Pick out the lines containing "seasonal".

[START OF EXTRACTED DATA]

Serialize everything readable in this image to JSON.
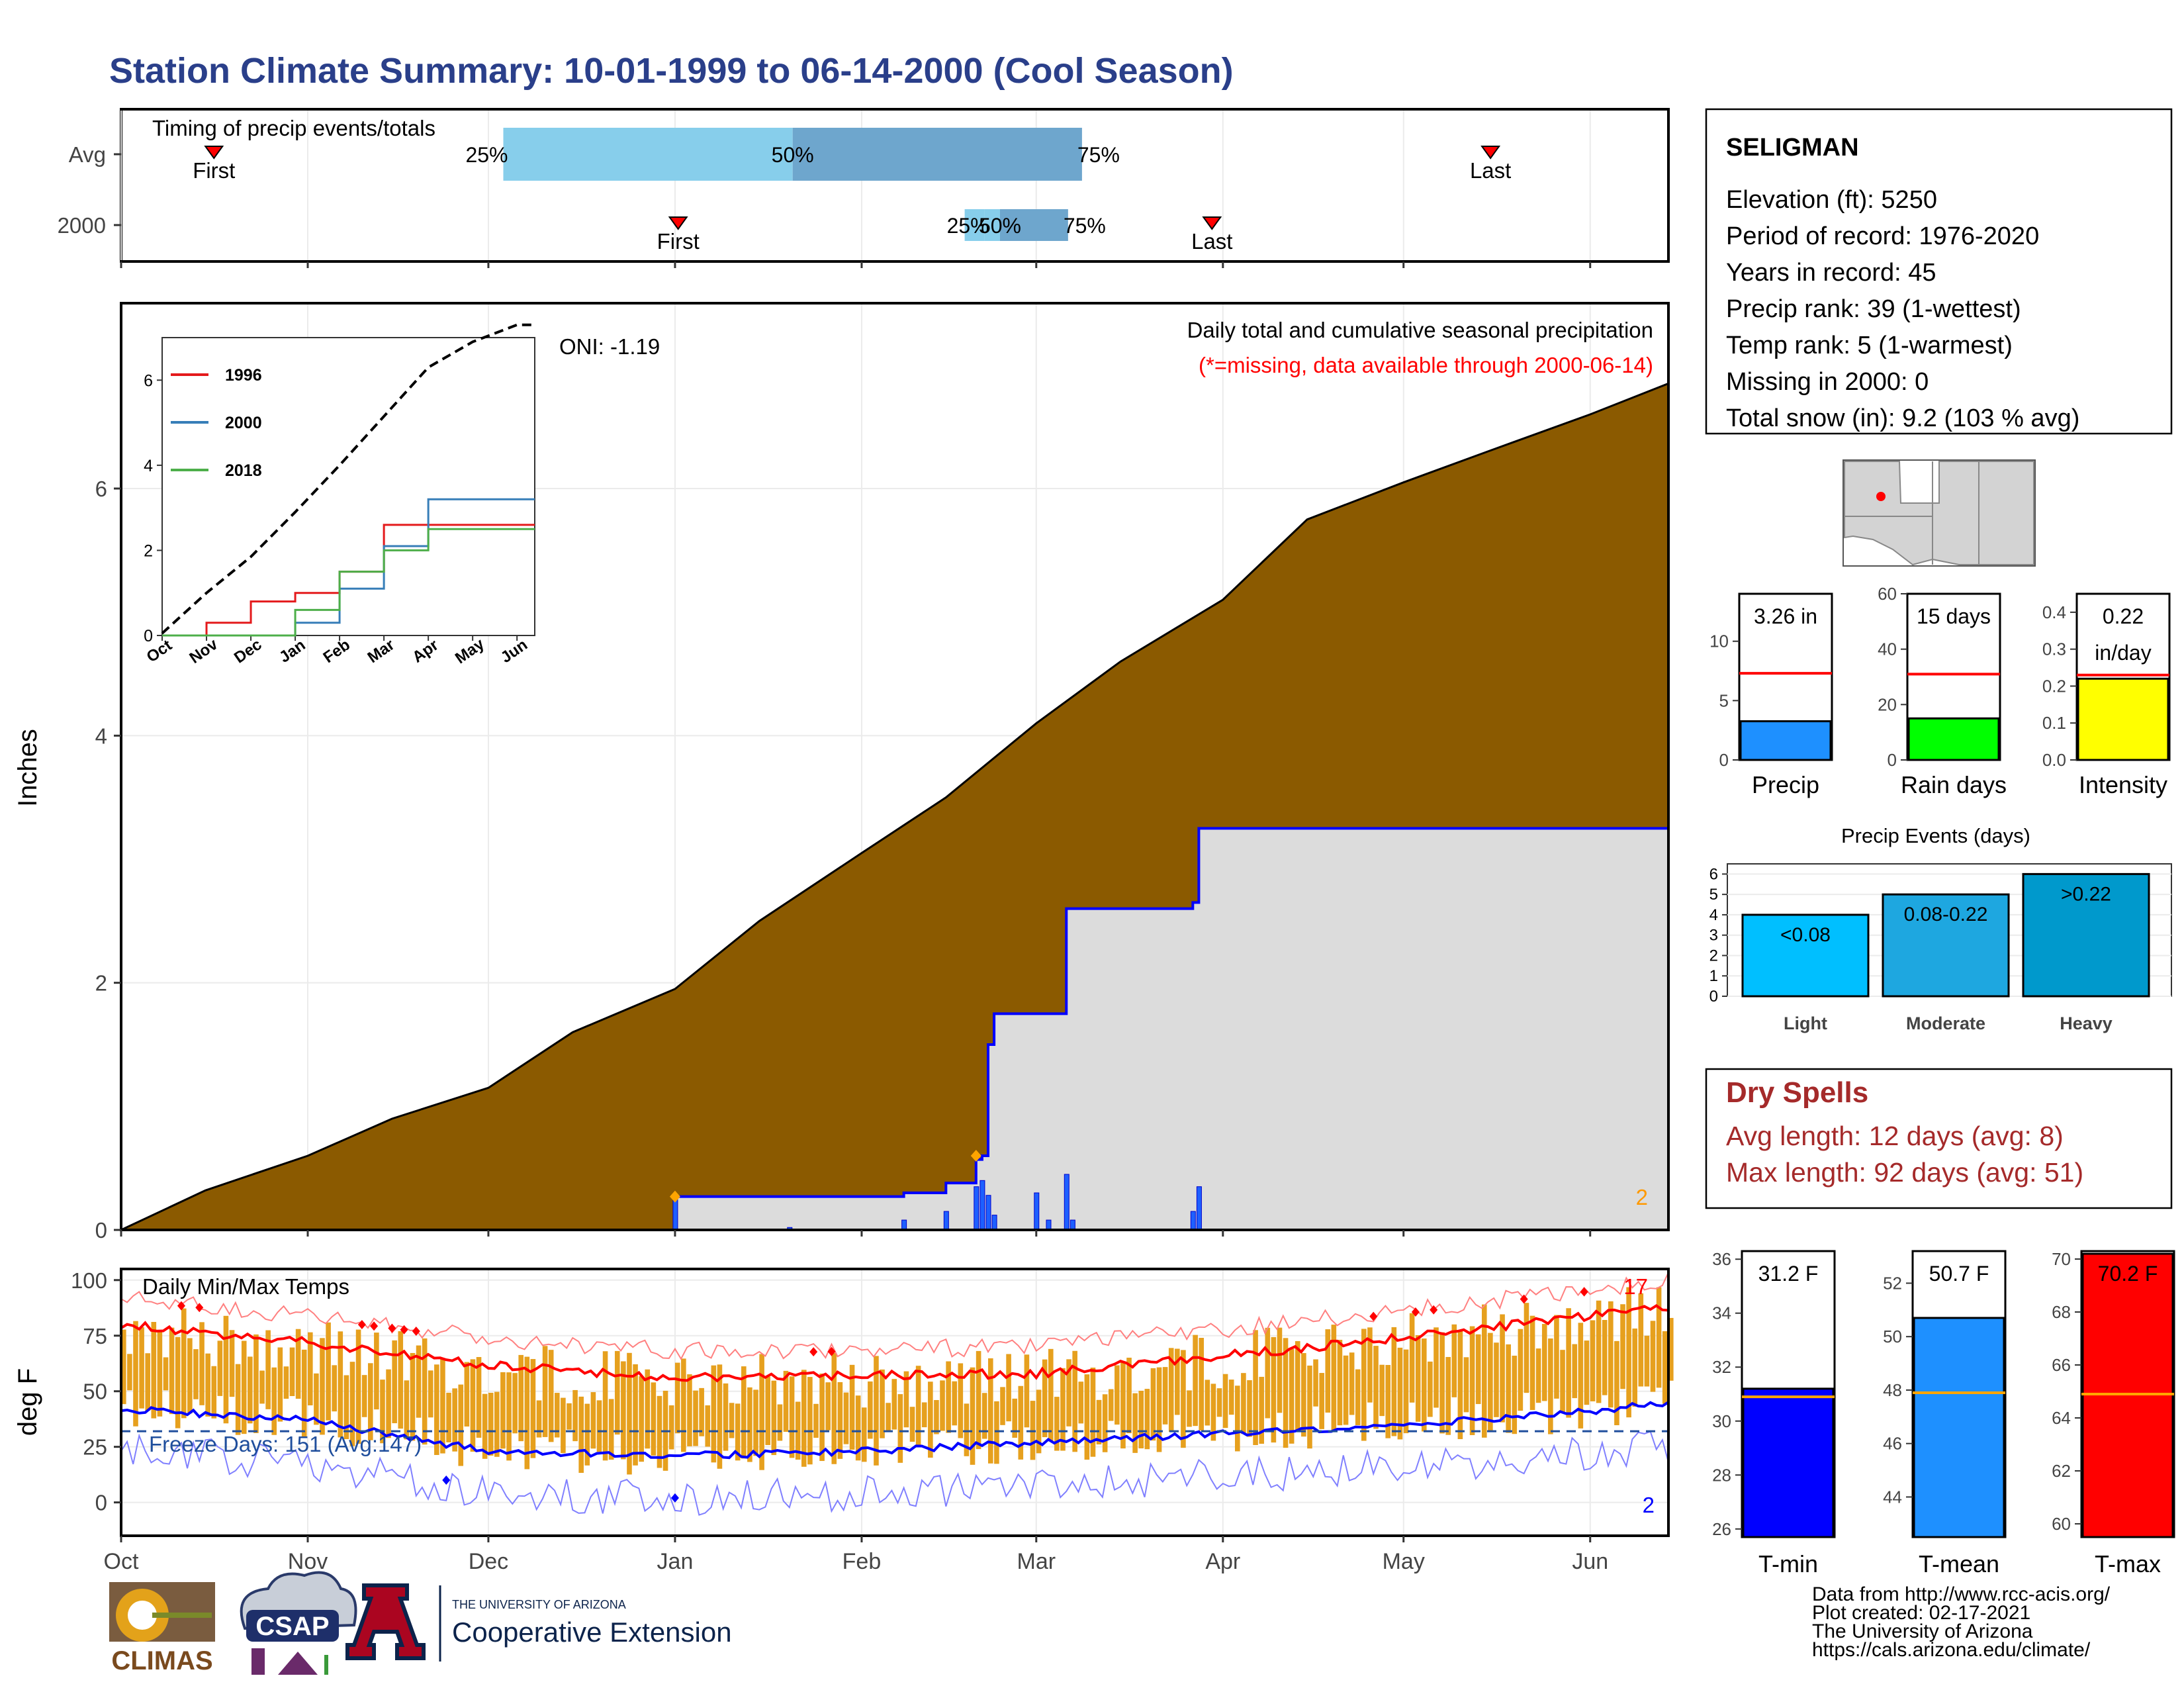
{
  "title": "Station Climate Summary: 10-01-1999 to 06-14-2000 (Cool Season)",
  "colors": {
    "title": "#2a3f8a",
    "cumulative_avg": "#8b5a00",
    "season_fill": "#dcdcdc",
    "season_line": "#0000ff",
    "band_light": "#87ceeb",
    "band_dark": "#6ea6cd",
    "tmax": "#ff0000",
    "tmin": "#0000ff",
    "bars": "#e6a01e",
    "dry_spells": "#a52a2a"
  },
  "months": [
    "Oct",
    "Nov",
    "Dec",
    "Jan",
    "Feb",
    "Mar",
    "Apr",
    "May",
    "Jun"
  ],
  "timing_panel": {
    "title": "Timing of precip events/totals",
    "rows": [
      {
        "label": "Avg",
        "first_label": "First",
        "last_label": "Last",
        "p25": "25%",
        "p50": "50%",
        "p75": "75%",
        "first": 0.06,
        "last": 0.885,
        "q25": 0.247,
        "q50": 0.434,
        "q75": 0.621
      },
      {
        "label": "2000",
        "first_label": "First",
        "last_label": "Last",
        "p25": "25%",
        "p50": "50%",
        "p75": "75%",
        "first": 0.36,
        "last": 0.705,
        "q25": 0.558,
        "q50": 0.568,
        "q75": 0.612
      }
    ]
  },
  "precip_panel": {
    "ylabel": "Inches",
    "oni": "ONI: -1.19",
    "caption": "Daily total and cumulative seasonal precipitation",
    "missing_note": "(*=missing, data available through 2000-06-14)",
    "count_label": "2",
    "yticks": [
      "0",
      "2",
      "4",
      "6"
    ]
  },
  "inset": {
    "yticks": [
      "0",
      "2",
      "4",
      "6"
    ],
    "months": [
      "Oct",
      "Nov",
      "Dec",
      "Jan",
      "Feb",
      "Mar",
      "Apr",
      "May",
      "Jun"
    ],
    "legend": [
      "1996",
      "2000",
      "2018"
    ],
    "legend_colors": [
      "#e41a1c",
      "#377eb8",
      "#4daf4a"
    ]
  },
  "temp_panel": {
    "ylabel": "deg F",
    "title": "Daily Min/Max Temps",
    "freeze": "Freeze Days: 151 (Avg:147)",
    "max_count": "17",
    "min_count": "2",
    "yticks": [
      "0",
      "25",
      "50",
      "75",
      "100"
    ]
  },
  "station_box": {
    "name": "SELIGMAN",
    "lines": [
      "Elevation (ft): 5250",
      "Period of record: 1976-2020",
      "Years in record: 45",
      "Precip rank: 39 (1-wettest)",
      "Temp rank: 5 (1-warmest)",
      "Missing in 2000: 0",
      "Total snow (in): 9.2 (103 % avg)"
    ]
  },
  "mini_bars": [
    {
      "label": "Precip",
      "value_text": "3.26 in",
      "value": 3.26,
      "avg": 7.3,
      "ymax": 14,
      "ticks": [
        "0",
        "5",
        "10"
      ],
      "tickvals": [
        0,
        5,
        10
      ],
      "color": "#1e90ff"
    },
    {
      "label": "Rain days",
      "value_text": "15 days",
      "value": 15,
      "avg": 31,
      "ymax": 60,
      "ticks": [
        "0",
        "20",
        "40",
        "60"
      ],
      "tickvals": [
        0,
        20,
        40,
        60
      ],
      "color": "#00ff00"
    },
    {
      "label": "Intensity",
      "value_text": "0.22",
      "value_text2": "in/day",
      "value": 0.22,
      "avg": 0.23,
      "ymax": 0.45,
      "ticks": [
        "0.0",
        "0.1",
        "0.2",
        "0.3",
        "0.4"
      ],
      "tickvals": [
        0,
        0.1,
        0.2,
        0.3,
        0.4
      ],
      "color": "#ffff00"
    }
  ],
  "events_panel": {
    "title": "Precip Events (days)",
    "bars": [
      {
        "label": "Light",
        "range": "<0.08",
        "value": 4,
        "color": "#00bfff"
      },
      {
        "label": "Moderate",
        "range": "0.08-0.22",
        "value": 5,
        "color": "#1ea7e0"
      },
      {
        "label": "Heavy",
        "range": ">0.22",
        "value": 6,
        "color": "#0099cc"
      }
    ],
    "ticks": [
      "0",
      "1",
      "2",
      "3",
      "4",
      "5",
      "6"
    ]
  },
  "dry_spells": {
    "title": "Dry Spells",
    "avg": "Avg length: 12 days (avg: 8)",
    "max": "Max length: 92 days (avg: 51)"
  },
  "temp_bars": [
    {
      "label": "T-min",
      "value_text": "31.2 F",
      "value": 31.2,
      "avg": 30.9,
      "ymin": 25.7,
      "ymax": 36.3,
      "ticks": [
        26,
        28,
        30,
        32,
        34,
        36
      ],
      "color": "#0000ff"
    },
    {
      "label": "T-mean",
      "value_text": "50.7 F",
      "value": 50.7,
      "avg": 47.9,
      "ymin": 42.5,
      "ymax": 53.2,
      "ticks": [
        44,
        46,
        48,
        50,
        52
      ],
      "color": "#1e90ff"
    },
    {
      "label": "T-max",
      "value_text": "70.2 F",
      "value": 70.2,
      "avg": 64.9,
      "ymin": 59.5,
      "ymax": 70.3,
      "ticks": [
        60,
        62,
        64,
        66,
        68,
        70
      ],
      "color": "#ff0000"
    }
  ],
  "footer": {
    "lines": [
      "Data from http://www.rcc-acis.org/",
      "Plot created: 02-17-2021",
      "The University of Arizona",
      "https://cals.arizona.edu/climate/"
    ],
    "climas": "CLIMAS",
    "csap": "CSAP",
    "ua_small": "THE UNIVERSITY OF ARIZONA",
    "ua_big": "Cooperative Extension"
  },
  "chart_data": [
    {
      "type": "area",
      "title": "Daily total and cumulative seasonal precipitation",
      "ylabel": "Inches",
      "ylim": [
        0,
        7.5
      ],
      "x_range": [
        "1999-10-01",
        "2000-06-14"
      ],
      "series": [
        {
          "name": "",
          "x": [
            "1999-10-01",
            "1999-10-15",
            "1999-11-01",
            "1999-11-15",
            "1999-12-01",
            "1999-12-15",
            "2000-01-01",
            "2000-01-15",
            "2000-02-01",
            "2000-02-15",
            "2000-03-01",
            "2000-03-15",
            "2000-04-01",
            "2000-04-15",
            "2000-05-01",
            "2000-05-15",
            "2000-06-01",
            "2000-06-14"
          ],
          "values": [
            0.0,
            0.32,
            0.6,
            0.9,
            1.15,
            1.6,
            1.95,
            2.5,
            3.05,
            3.5,
            4.1,
            4.6,
            5.1,
            5.75,
            6.05,
            6.3,
            6.6,
            6.85
          ]
        },
        {
          "name": "",
          "x": [
            "1999-10-01",
            "2000-01-01",
            "2000-01-20",
            "2000-02-08",
            "2000-02-15",
            "2000-02-20",
            "2000-02-21",
            "2000-02-22",
            "2000-02-23",
            "2000-03-03",
            "2000-03-06",
            "2000-03-27",
            "2000-03-28",
            "2000-06-14"
          ],
          "values": [
            0.0,
            0.27,
            0.27,
            0.3,
            0.38,
            0.57,
            0.6,
            1.5,
            1.75,
            1.75,
            2.6,
            2.65,
            3.25,
            3.26
          ]
        }
      ],
      "daily_precip": {
        "x": [
          "2000-01-01",
          "2000-01-20",
          "2000-02-08",
          "2000-02-15",
          "2000-02-20",
          "2000-02-21",
          "2000-02-22",
          "2000-02-23",
          "2000-03-01",
          "2000-03-03",
          "2000-03-06",
          "2000-03-07",
          "2000-03-27",
          "2000-03-28"
        ],
        "values": [
          0.27,
          0.02,
          0.08,
          0.15,
          0.35,
          0.4,
          0.28,
          0.12,
          0.3,
          0.08,
          0.45,
          0.08,
          0.15,
          0.35
        ]
      }
    },
    {
      "type": "line",
      "title": "",
      "ylim": [
        0,
        7
      ],
      "categories": [
        "Oct",
        "Nov",
        "Dec",
        "Jan",
        "Feb",
        "Mar",
        "Apr",
        "May",
        "Jun"
      ],
      "series": [
        {
          "name": "",
          "values": [
            0.05,
            1.0,
            1.85,
            2.9,
            4.0,
            5.15,
            6.3,
            6.9,
            7.3
          ]
        },
        {
          "name": "1996",
          "values": [
            0,
            0.3,
            0.8,
            1.0,
            1.5,
            2.6,
            2.6,
            2.6,
            2.6
          ]
        },
        {
          "name": "2000",
          "values": [
            0,
            0,
            0,
            0.3,
            1.1,
            2.1,
            3.2,
            3.2,
            3.2
          ]
        },
        {
          "name": "2018",
          "values": [
            0,
            0,
            0,
            0.6,
            1.5,
            2.0,
            2.5,
            2.5,
            2.5
          ]
        }
      ]
    },
    {
      "type": "line",
      "title": "Daily Min/Max Temps",
      "ylabel": "deg F",
      "ylim": [
        -15,
        105
      ],
      "x_range": [
        "1999-10-01",
        "2000-06-14"
      ],
      "freeze_threshold": 32,
      "series": [
        {
          "name": "",
          "x": [
            "Oct 1",
            "Nov 1",
            "Dec 1",
            "Jan 1",
            "Feb 1",
            "Mar 1",
            "Apr 1",
            "May 1",
            "Jun 1",
            "Jun 14"
          ],
          "values": [
            78,
            70,
            60,
            54,
            55,
            56,
            64,
            72,
            82,
            86
          ]
        },
        {
          "name": "",
          "x": [
            "Oct 1",
            "Nov 1",
            "Dec 1",
            "Jan 1",
            "Feb 1",
            "Mar 1",
            "Apr 1",
            "May 1",
            "Jun 1",
            "Jun 14"
          ],
          "values": [
            43,
            38,
            24,
            22,
            24,
            28,
            32,
            36,
            42,
            46
          ]
        }
      ]
    },
    {
      "type": "bar",
      "title": "Precip Events (days)",
      "categories": [
        "Light",
        "Moderate",
        "Heavy"
      ],
      "values": [
        4,
        5,
        6
      ],
      "ylim": [
        0,
        6.5
      ]
    }
  ]
}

[END OF EXTRACTED DATA]

*TASK RESPONSE*
    "caption": "Daily total and cumulative seasonal precipitation",
      "title": "Daily total and cumulative seasonal precipitation",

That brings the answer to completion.